ФРАГМЕНТ ТЕКСТА ->
◆ ◆ ◆ ◆ ◆

Библия, в которой глубоко укоренена европейская культура, с самого начала ее «освоения» потомками римлян и варварских народов Европы, была источником тем и идей для множества поэтов и прозаиков. Пожалуй, мы не найдем в европейской литературе, начиная с высокого Средневековья, авторов, ни разу не обратившихся к библейским сюжетам. Даже в глубоко секулярных книгах библейские аллюзии попадаются хотя бы в виде поговорок и «крылатых фраз». Библия, будучи книгой глубоко «восточной», оплодотворила «запад». Лермонтов и Байрон, пребывая в схожей культурной ситуации, обратились к ее тексту главным образом как к «послу востока», язык которого давно понятен западу. Таким образом, говоря о стихотворении «My soul is dark…», мы обязаны говорить о перекличке не двух, а трех авторов: Байрона, Лермонтова и анонимного создателя «Книги Царств».

◆ ◆ ◆ ◆ ◆

ИСХОДНЫЕ ДАННЫЕ ->
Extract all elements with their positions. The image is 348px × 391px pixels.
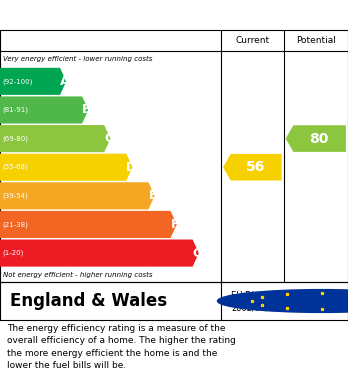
Text: (55-68): (55-68) [3, 164, 29, 170]
Text: (92-100): (92-100) [3, 78, 33, 84]
Text: EU Directive: EU Directive [231, 291, 283, 300]
Text: 56: 56 [246, 160, 266, 174]
Text: 2002/91/EC: 2002/91/EC [231, 303, 280, 312]
Circle shape [218, 290, 348, 312]
Text: (81-91): (81-91) [3, 107, 29, 113]
Text: Energy Efficiency Rating: Energy Efficiency Rating [10, 7, 220, 23]
Text: Not energy efficient - higher running costs: Not energy efficient - higher running co… [3, 272, 153, 278]
Text: (1-20): (1-20) [3, 250, 24, 256]
Polygon shape [0, 97, 88, 124]
Text: C: C [104, 132, 113, 145]
Text: (69-80): (69-80) [3, 135, 29, 142]
Text: 80: 80 [310, 132, 329, 145]
Text: (39-54): (39-54) [3, 193, 29, 199]
Polygon shape [286, 125, 346, 152]
Text: G: G [192, 247, 202, 260]
Text: The energy efficiency rating is a measure of the
overall efficiency of a home. T: The energy efficiency rating is a measur… [7, 323, 236, 370]
Polygon shape [0, 211, 177, 238]
Text: E: E [149, 189, 157, 202]
Polygon shape [0, 154, 133, 181]
Text: Potential: Potential [296, 36, 336, 45]
Polygon shape [0, 182, 155, 210]
Text: (21-38): (21-38) [3, 221, 29, 228]
Text: Very energy efficient - lower running costs: Very energy efficient - lower running co… [3, 56, 153, 62]
Text: Current: Current [235, 36, 269, 45]
Polygon shape [0, 240, 199, 267]
Text: F: F [171, 218, 179, 231]
Text: A: A [60, 75, 69, 88]
Polygon shape [0, 125, 111, 152]
Polygon shape [0, 68, 66, 95]
Text: B: B [82, 104, 91, 117]
Text: England & Wales: England & Wales [10, 292, 168, 310]
Polygon shape [223, 154, 282, 181]
Text: D: D [126, 161, 136, 174]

◆ ◆ ◆ ◆ ◆

ПОСТАНОВКА ЗАДАЧИ ->
Изложите в двух предложениях суть фрагмента о Библии в европейской литературе.

РЕЗУЛЬТАТ ЗАДАЧИ ->
Библия с самого начала своего освоения в Европе была источником тем и идей для множества поэтов и прозаиков, и библейские аллюзии встречаются даже в глубоко секулярных книгах. Лермонтов и Байрон обратились к ее тексту как к «послу востока», поэтому в стихотворении «My soul is dark…» перекликаются три автора: Байрон, Лермонтов и анонимный создатель «Книги Царств».